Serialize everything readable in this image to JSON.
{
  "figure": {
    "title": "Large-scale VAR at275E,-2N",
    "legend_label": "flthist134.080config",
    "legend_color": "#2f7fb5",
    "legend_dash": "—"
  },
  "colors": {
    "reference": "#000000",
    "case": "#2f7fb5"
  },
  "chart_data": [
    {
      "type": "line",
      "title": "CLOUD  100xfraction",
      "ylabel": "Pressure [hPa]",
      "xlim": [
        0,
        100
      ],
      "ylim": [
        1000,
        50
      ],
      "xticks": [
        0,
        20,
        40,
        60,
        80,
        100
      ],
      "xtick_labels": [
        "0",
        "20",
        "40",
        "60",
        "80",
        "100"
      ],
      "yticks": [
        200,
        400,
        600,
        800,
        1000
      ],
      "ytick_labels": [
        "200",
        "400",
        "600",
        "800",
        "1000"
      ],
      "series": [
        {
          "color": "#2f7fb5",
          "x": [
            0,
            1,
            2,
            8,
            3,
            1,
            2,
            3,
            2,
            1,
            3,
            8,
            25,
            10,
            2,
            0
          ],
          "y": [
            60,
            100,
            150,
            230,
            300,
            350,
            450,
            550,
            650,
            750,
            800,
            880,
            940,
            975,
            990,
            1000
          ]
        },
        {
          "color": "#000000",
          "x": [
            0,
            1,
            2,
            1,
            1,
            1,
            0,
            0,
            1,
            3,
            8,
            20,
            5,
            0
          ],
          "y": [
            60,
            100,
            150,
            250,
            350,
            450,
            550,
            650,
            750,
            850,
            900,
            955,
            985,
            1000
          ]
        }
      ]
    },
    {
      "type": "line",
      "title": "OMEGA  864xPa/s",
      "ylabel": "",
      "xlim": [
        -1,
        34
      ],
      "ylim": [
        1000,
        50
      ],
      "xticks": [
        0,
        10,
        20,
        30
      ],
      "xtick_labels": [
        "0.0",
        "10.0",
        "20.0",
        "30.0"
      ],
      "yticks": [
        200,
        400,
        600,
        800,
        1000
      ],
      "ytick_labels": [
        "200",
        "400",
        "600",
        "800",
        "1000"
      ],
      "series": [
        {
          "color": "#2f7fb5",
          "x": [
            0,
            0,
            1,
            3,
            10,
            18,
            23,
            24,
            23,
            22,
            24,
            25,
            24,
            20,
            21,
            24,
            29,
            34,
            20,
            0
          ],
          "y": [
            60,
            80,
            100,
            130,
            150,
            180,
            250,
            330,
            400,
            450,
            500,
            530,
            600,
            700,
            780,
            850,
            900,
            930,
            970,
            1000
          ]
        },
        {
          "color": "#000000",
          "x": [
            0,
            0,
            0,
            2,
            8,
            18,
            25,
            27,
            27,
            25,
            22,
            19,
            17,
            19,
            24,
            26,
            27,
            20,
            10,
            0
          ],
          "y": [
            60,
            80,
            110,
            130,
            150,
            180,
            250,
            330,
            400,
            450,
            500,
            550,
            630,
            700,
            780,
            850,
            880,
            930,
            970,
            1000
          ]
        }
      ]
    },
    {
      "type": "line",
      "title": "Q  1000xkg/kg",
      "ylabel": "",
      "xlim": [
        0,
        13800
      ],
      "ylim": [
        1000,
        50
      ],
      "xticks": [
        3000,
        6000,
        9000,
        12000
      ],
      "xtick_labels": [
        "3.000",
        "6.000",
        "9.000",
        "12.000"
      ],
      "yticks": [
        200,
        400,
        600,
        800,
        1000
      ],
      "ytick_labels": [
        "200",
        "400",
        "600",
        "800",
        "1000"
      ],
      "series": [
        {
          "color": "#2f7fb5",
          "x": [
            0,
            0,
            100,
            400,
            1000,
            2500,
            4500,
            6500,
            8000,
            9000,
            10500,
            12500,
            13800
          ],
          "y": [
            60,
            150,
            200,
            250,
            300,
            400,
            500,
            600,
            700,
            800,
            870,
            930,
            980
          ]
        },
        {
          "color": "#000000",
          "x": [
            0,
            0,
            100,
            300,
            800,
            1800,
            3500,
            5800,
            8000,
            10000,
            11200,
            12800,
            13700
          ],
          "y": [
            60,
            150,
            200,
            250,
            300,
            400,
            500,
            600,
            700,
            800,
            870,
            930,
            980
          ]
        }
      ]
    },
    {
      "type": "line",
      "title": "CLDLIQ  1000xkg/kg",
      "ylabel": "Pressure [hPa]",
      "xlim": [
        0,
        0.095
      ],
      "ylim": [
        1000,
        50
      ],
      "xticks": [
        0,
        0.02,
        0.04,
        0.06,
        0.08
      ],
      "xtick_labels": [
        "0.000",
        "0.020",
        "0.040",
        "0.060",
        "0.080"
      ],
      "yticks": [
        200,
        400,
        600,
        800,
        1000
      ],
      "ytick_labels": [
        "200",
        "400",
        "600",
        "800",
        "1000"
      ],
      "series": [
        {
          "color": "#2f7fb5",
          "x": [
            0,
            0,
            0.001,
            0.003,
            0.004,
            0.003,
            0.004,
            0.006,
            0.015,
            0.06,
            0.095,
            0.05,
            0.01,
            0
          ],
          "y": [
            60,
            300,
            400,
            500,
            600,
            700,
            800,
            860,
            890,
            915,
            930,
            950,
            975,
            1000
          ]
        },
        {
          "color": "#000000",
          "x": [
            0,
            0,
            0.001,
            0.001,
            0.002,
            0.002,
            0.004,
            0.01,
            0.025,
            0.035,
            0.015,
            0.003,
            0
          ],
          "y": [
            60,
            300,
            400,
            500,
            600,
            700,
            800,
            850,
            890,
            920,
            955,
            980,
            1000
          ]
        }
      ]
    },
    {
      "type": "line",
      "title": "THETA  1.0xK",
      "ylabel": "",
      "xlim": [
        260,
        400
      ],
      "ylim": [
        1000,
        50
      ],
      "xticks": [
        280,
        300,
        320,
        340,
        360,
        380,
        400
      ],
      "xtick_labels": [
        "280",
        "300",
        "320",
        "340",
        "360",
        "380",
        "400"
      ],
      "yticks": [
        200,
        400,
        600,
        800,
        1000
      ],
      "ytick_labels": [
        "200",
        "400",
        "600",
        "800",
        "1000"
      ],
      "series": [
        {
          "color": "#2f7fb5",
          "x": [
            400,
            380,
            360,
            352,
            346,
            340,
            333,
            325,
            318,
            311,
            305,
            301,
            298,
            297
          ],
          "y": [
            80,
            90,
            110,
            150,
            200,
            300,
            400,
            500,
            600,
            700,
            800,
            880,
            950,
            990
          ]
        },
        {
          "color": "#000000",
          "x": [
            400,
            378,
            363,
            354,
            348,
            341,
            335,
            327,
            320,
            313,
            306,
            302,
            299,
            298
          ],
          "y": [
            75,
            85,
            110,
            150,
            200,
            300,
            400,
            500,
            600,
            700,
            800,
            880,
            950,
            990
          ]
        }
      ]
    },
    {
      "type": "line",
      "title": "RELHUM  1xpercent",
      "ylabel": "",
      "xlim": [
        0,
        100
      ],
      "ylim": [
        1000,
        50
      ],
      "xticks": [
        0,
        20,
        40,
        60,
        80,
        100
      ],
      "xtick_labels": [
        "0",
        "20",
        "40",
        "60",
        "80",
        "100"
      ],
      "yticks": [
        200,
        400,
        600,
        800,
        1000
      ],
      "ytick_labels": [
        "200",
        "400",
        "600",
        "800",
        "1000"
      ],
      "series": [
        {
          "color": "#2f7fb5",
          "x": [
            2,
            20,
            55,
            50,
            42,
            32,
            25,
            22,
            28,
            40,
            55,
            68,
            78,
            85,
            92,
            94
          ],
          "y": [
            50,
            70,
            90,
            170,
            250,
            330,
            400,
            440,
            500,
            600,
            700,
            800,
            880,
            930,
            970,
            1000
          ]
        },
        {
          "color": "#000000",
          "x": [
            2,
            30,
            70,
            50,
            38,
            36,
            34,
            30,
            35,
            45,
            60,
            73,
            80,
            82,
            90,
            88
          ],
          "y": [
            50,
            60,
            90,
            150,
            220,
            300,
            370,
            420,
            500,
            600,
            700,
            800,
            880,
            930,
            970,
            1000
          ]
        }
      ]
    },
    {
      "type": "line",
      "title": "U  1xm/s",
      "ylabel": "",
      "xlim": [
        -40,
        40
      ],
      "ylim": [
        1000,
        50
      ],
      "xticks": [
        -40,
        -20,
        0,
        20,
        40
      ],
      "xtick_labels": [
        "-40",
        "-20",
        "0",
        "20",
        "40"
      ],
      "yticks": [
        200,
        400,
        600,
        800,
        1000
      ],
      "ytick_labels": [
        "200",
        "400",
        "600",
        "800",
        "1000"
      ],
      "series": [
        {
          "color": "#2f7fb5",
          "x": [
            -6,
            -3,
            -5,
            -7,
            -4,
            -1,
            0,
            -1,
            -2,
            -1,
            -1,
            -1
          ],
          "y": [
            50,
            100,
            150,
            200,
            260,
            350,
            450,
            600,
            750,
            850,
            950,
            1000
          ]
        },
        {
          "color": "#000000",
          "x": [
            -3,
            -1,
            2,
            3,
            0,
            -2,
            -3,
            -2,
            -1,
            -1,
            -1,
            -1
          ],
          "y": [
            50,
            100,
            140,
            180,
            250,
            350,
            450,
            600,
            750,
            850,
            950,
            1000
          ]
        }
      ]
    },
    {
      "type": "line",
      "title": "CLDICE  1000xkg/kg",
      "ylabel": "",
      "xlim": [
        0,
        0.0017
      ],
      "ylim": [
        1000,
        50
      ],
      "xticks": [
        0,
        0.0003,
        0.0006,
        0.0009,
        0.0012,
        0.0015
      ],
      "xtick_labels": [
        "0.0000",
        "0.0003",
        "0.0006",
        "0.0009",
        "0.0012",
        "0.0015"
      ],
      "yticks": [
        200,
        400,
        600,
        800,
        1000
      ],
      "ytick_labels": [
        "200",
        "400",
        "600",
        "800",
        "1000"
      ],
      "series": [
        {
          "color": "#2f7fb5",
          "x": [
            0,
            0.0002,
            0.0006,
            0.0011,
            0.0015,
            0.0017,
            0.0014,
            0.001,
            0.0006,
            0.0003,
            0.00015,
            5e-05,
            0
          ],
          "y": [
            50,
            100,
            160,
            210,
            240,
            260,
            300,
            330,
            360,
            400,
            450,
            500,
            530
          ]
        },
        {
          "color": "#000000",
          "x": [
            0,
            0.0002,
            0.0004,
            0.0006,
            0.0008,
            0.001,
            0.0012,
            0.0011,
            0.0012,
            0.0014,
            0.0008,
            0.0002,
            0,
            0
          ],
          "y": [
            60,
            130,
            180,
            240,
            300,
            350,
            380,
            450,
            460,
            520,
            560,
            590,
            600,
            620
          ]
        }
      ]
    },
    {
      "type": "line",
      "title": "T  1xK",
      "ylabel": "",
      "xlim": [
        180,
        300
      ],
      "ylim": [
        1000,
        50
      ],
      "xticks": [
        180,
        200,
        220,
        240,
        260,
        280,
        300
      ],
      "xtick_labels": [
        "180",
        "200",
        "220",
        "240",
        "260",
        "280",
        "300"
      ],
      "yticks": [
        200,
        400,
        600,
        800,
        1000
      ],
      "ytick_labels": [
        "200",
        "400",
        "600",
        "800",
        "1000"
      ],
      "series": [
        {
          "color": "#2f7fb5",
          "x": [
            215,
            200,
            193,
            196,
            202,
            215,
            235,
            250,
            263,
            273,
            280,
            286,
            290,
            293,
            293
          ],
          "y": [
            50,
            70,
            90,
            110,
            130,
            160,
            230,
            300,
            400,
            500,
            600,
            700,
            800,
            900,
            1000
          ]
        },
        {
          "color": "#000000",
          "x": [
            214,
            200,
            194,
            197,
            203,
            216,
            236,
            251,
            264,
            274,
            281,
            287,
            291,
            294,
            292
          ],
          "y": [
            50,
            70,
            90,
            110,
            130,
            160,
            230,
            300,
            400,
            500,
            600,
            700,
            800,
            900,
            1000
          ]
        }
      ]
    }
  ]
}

What you will do: Return each line that includes "title".

Reply:
    "title": "Large-scale VAR at275E,-2N",
      "title": "CLOUD  100xfraction",
      "title": "OMEGA  864xPa/s",
      "title": "Q  1000xkg/kg",
      "title": "CLDLIQ  1000xkg/kg",
      "title": "THETA  1.0xK",
      "title": "RELHUM  1xpercent",
      "title": "U  1xm/s",
      "title": "CLDICE  1000xkg/kg",
      "title": "T  1xK",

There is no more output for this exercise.